***** MATERIAL PROVIDED
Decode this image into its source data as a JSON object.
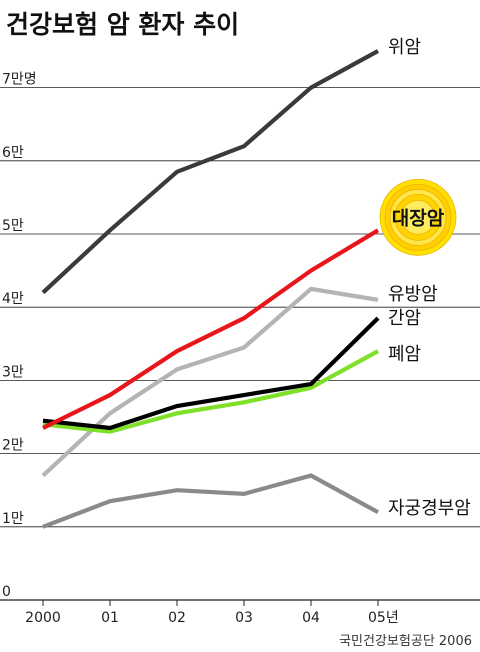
{
  "chart_data": {
    "type": "line",
    "title": "건강보험 암 환자 추이",
    "categories": [
      "2000",
      "01",
      "02",
      "03",
      "04",
      "05년"
    ],
    "y_tick_labels": [
      "0",
      "1만",
      "2만",
      "3만",
      "4만",
      "5만",
      "6만",
      "7만명"
    ],
    "ylim": [
      0,
      80000
    ],
    "grid": true,
    "series": [
      {
        "name": "위암",
        "color": "#3a3a3a",
        "values": [
          42000,
          50500,
          58500,
          62000,
          70000,
          75000
        ]
      },
      {
        "name": "대장암",
        "color": "#e8151b",
        "values": [
          23500,
          28000,
          34000,
          38500,
          45000,
          50500
        ],
        "highlight": true
      },
      {
        "name": "유방암",
        "color": "#b4b4b4",
        "values": [
          17000,
          25500,
          31500,
          34500,
          42500,
          41000
        ]
      },
      {
        "name": "간암",
        "color": "#000000",
        "values": [
          24500,
          23500,
          26500,
          28000,
          29500,
          38500
        ]
      },
      {
        "name": "폐암",
        "color": "#7fe02a",
        "values": [
          24000,
          23000,
          25500,
          27000,
          29000,
          34000
        ]
      },
      {
        "name": "자궁경부암",
        "color": "#8a8a8a",
        "values": [
          10000,
          13500,
          15000,
          14500,
          17000,
          12000
        ]
      }
    ],
    "source": "국민건강보험공단 2006"
  }
}
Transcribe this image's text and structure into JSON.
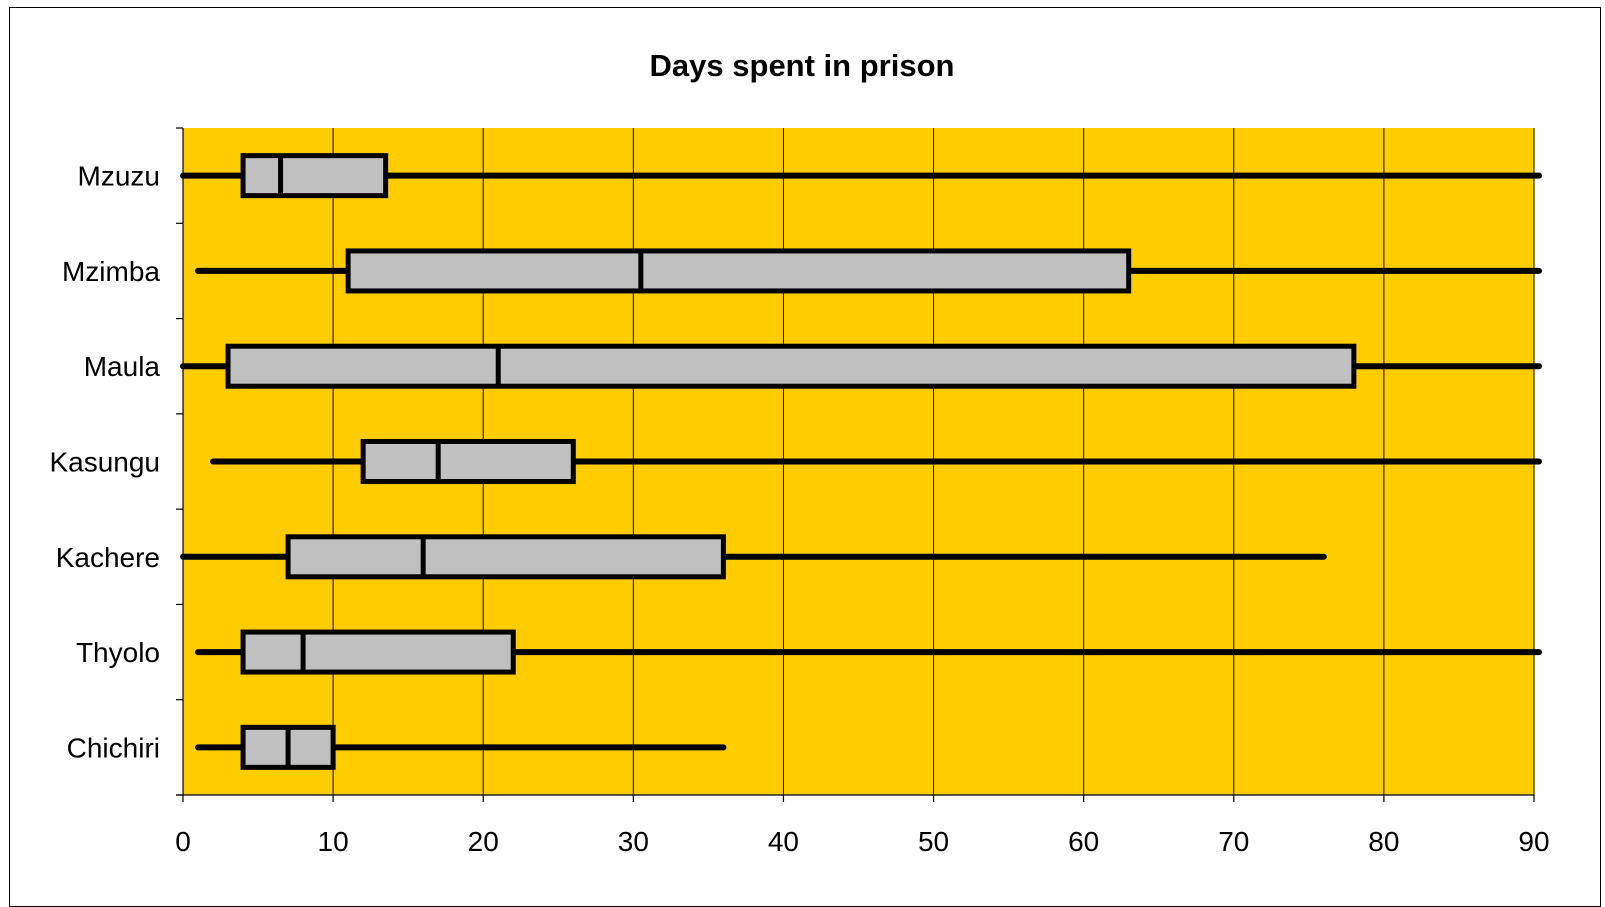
{
  "chart_data": {
    "type": "boxplot",
    "orientation": "horizontal",
    "title": "Days spent in prison",
    "xlabel": "",
    "ylabel": "",
    "xlim": [
      0,
      90
    ],
    "x_ticks": [
      0,
      10,
      20,
      30,
      40,
      50,
      60,
      70,
      80,
      90
    ],
    "grid": "vertical gridlines",
    "legend": "none",
    "colors": {
      "plot_background": "#FFCC00",
      "box_fill": "#C0C0C0",
      "lines": "#000000"
    },
    "categories": [
      "Mzuzu",
      "Mzimba",
      "Maula",
      "Kasungu",
      "Kachere",
      "Thyolo",
      "Chichiri"
    ],
    "boxes": [
      {
        "label": "Mzuzu",
        "min": 0,
        "q1": 4,
        "median": 6.5,
        "q3": 13.5,
        "max": 90,
        "whisker_extends_beyond_axis": true
      },
      {
        "label": "Mzimba",
        "min": 1,
        "q1": 11,
        "median": 30.5,
        "q3": 63,
        "max": 90,
        "whisker_extends_beyond_axis": true
      },
      {
        "label": "Maula",
        "min": 0,
        "q1": 3,
        "median": 21,
        "q3": 78,
        "max": 90,
        "whisker_extends_beyond_axis": true
      },
      {
        "label": "Kasungu",
        "min": 2,
        "q1": 12,
        "median": 17,
        "q3": 26,
        "max": 90,
        "whisker_extends_beyond_axis": true
      },
      {
        "label": "Kachere",
        "min": 0,
        "q1": 7,
        "median": 16,
        "q3": 36,
        "max": 76,
        "whisker_extends_beyond_axis": false
      },
      {
        "label": "Thyolo",
        "min": 1,
        "q1": 4,
        "median": 8,
        "q3": 22,
        "max": 90,
        "whisker_extends_beyond_axis": true
      },
      {
        "label": "Chichiri",
        "min": 1,
        "q1": 4,
        "median": 7,
        "q3": 10,
        "max": 36,
        "whisker_extends_beyond_axis": false
      }
    ]
  }
}
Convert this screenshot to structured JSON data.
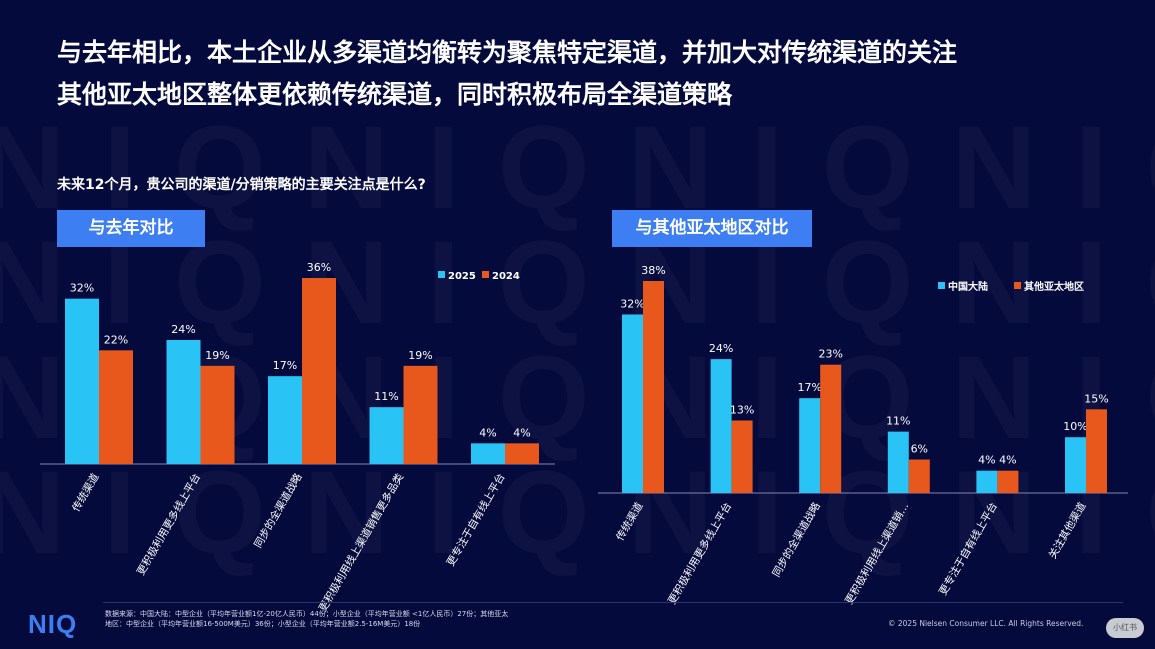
{
  "header": {
    "title_line1": "与去年相比，本土企业从多渠道均衡转为聚焦特定渠道，并加大对传统渠道的关注",
    "title_line2": "其他亚太地区整体更依赖传统渠道，同时积极布局全渠道策略"
  },
  "question": "未来12个月，贵公司的渠道/分销策略的主要关注点是什么?",
  "watermark_text": "NIQ",
  "colors": {
    "background": "#050a3c",
    "series_a": "#29c3f5",
    "series_b": "#e8571b",
    "tag": "#3d7ff2"
  },
  "chart_data": [
    {
      "type": "bar",
      "panel_title": "与去年对比",
      "categories": [
        "传统渠道",
        "更积极利用更多线上平台",
        "同步的全渠道战略",
        "更积极利用线上渠道销售更多品类",
        "更专注于自有线上平台"
      ],
      "series": [
        {
          "name": "2025",
          "values": [
            32,
            24,
            17,
            11,
            4
          ]
        },
        {
          "name": "2024",
          "values": [
            22,
            19,
            36,
            19,
            4
          ]
        }
      ],
      "value_suffix": "%",
      "ylim": [
        0,
        36
      ],
      "legend": "top-right"
    },
    {
      "type": "bar",
      "panel_title": "与其他亚太地区对比",
      "categories": [
        "传统渠道",
        "更积极利用更多线上平台",
        "同步的全渠道战略",
        "更积极利用线上渠道销…",
        "更专注于自有线上平台",
        "关注其他渠道"
      ],
      "series": [
        {
          "name": "中国大陆",
          "values": [
            32,
            24,
            17,
            11,
            4,
            10
          ]
        },
        {
          "name": "其他亚太地区",
          "values": [
            38,
            13,
            23,
            6,
            4,
            15
          ]
        }
      ],
      "value_suffix": "%",
      "ylim": [
        0,
        38
      ],
      "legend": "top-right"
    }
  ],
  "footer": {
    "logo": "NIQ",
    "source": "数据来源：中国大陆：中型企业（平均年营业额1亿-20亿人民币）44份；小型企业（平均年营业额 <1亿人民币）27份；其他亚太地区：中型企业（平均年营业额16-500M美元）36份；小型企业（平均年营业额2.5-16M美元）18份",
    "copyright": "© 2025 Nielsen Consumer LLC. All Rights Reserved.",
    "badge": "小红书"
  }
}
**********
:: YOUR GOAL ::
Each line containing "source" counts once; state the total number of such lines and nothing else.

:: TASK SOLUTION ::
3